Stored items

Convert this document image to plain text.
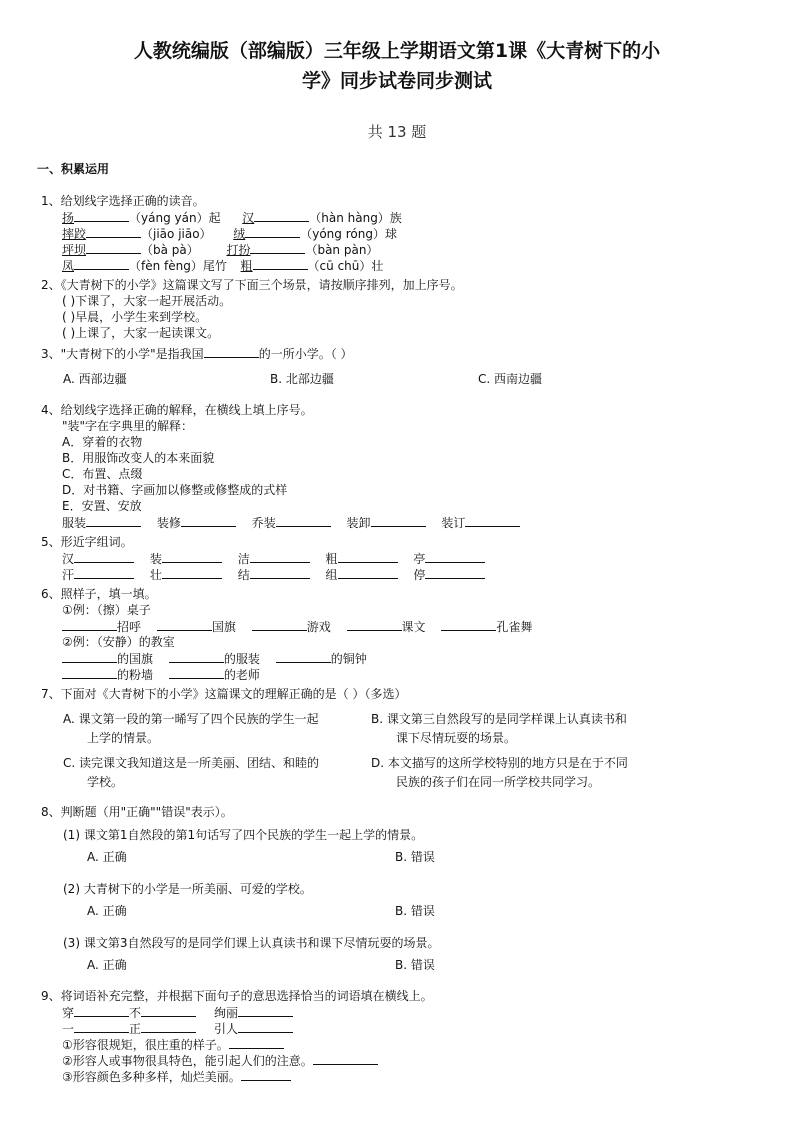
人教统编版（部编版）三年级上学期语文第1课《大青树下的小
学》同步试卷同步测试
共 13 题
一、积累运用
1、给划线字选择正确的读音。
扬	（yáng yán）起 汉	（hàn hàng）族
摔跤	（jiāo jiāo） 绒	（yóng róng）球
坪坝	（bà pà） 打扮	（bàn pàn）
凤	（fèn fèng）尾竹 粗	（cū chū）壮
2、《大青树下的小学》这篇课文写了下面三个场景，请按顺序排列，加上序号。
( )下课了，大家一起开展活动。
( )早晨，小学生来到学校。
( )上课了，大家一起读课文。
3、"大青树下的小学"是指我国	的一所小学。（ ）
A. 西部边疆	B. 北部边疆	C. 西南边疆
4、给划线字选择正确的解释，在横线上填上序号。
"装"字在字典里的解释：
A．穿着的衣物
B．用服饰改变人的本来面貌
C．布置、点缀
D．对书籍、字画加以修整或修整成的式样
E．安置、安放
服装	装修	乔装	装卸	装订
5、形近字组词。
汉	装	洁	粗	亭
汗	壮	结	组	停
6、照样子，填一填。
①例：（擦）桌子
招呼	国旗	游戏	课文	孔雀舞
②例：（安静）的教室
的国旗	的服装	的铜钟
的粉墙	的老师
7、下面对《大青树下的小学》这篇课文的理解正确的是（ ）（多选）
A. 课文第一段的第一晞写了四个民族的学生一起
上学的情景。
B. 课文第三自然段写的是同学样课上认真读书和
课下尽情玩耍的场景。
C. 读完课文我知道这是一所美丽、团结、和睦的
学校。
D. 本文描写的这所学校特别的地方只是在于不同
民族的孩子们在同一所学校共同学习。
8、判断题（用"正确""错误"表示）。
(1) 课文第1自然段的第1句话写了四个民族的学生一起上学的情景。
A. 正确	B. 错误
(2) 大青树下的小学是一所美丽、可爱的学校。
A. 正确	B. 错误
(3) 课文第3自然段写的是同学们课上认真读书和课下尽情玩耍的场景。
A. 正确	B. 错误
9、将词语补充完整，并根据下面句子的意思选择恰当的词语填在横线上。
穿	不	绚丽
一	正	引人
①形容很规矩，很庄重的样子。
②形容人或事物很具特色，能引起人们的注意。
③形容颜色多种多样，灿烂美丽。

* _Given instruction_: Leaving out the pictures, repeat the data above exactly.

* _Task output_:
Convert this document image to plain text.
人教统编版（部编版）三年级上学期语文第1课《大青树下的小
学》同步试卷同步测试
共 13 题
一、积累运用
1、给划线字选择正确的读音。
扬	（yáng yán）起 汉	（hàn hàng）族
摔跤	（jiāo jiāo） 绒	（yóng róng）球
坪坝	（bà pà） 打扮	（bàn pàn）
凤	（fèn fèng）尾竹 粗	（cū chū）壮
2、《大青树下的小学》这篇课文写了下面三个场景，请按顺序排列，加上序号。
( )下课了，大家一起开展活动。
( )早晨，小学生来到学校。
( )上课了，大家一起读课文。
3、"大青树下的小学"是指我国	的一所小学。（ ）
A. 西部边疆	B. 北部边疆	C. 西南边疆
4、给划线字选择正确的解释，在横线上填上序号。
"装"字在字典里的解释：
A．穿着的衣物
B．用服饰改变人的本来面貌
C．布置、点缀
D．对书籍、字画加以修整或修整成的式样
E．安置、安放
服装	装修	乔装	装卸	装订
5、形近字组词。
汉	装	洁	粗	亭
汗	壮	结	组	停
6、照样子，填一填。
①例：（擦）桌子
招呼	国旗	游戏	课文	孔雀舞
②例：（安静）的教室
的国旗	的服装	的铜钟
的粉墙	的老师
7、下面对《大青树下的小学》这篇课文的理解正确的是（ ）（多选）
A. 课文第一段的第一晞写了四个民族的学生一起
上学的情景。
B. 课文第三自然段写的是同学样课上认真读书和
课下尽情玩耍的场景。
C. 读完课文我知道这是一所美丽、团结、和睦的
学校。
D. 本文描写的这所学校特别的地方只是在于不同
民族的孩子们在同一所学校共同学习。
8、判断题（用"正确""错误"表示）。
(1) 课文第1自然段的第1句话写了四个民族的学生一起上学的情景。
A. 正确	B. 错误
(2) 大青树下的小学是一所美丽、可爱的学校。
A. 正确	B. 错误
(3) 课文第3自然段写的是同学们课上认真读书和课下尽情玩耍的场景。
A. 正确	B. 错误
9、将词语补充完整，并根据下面句子的意思选择恰当的词语填在横线上。
穿	不	绚丽
一	正	引人
①形容很规矩，很庄重的样子。
②形容人或事物很具特色，能引起人们的注意。
③形容颜色多种多样，灿烂美丽。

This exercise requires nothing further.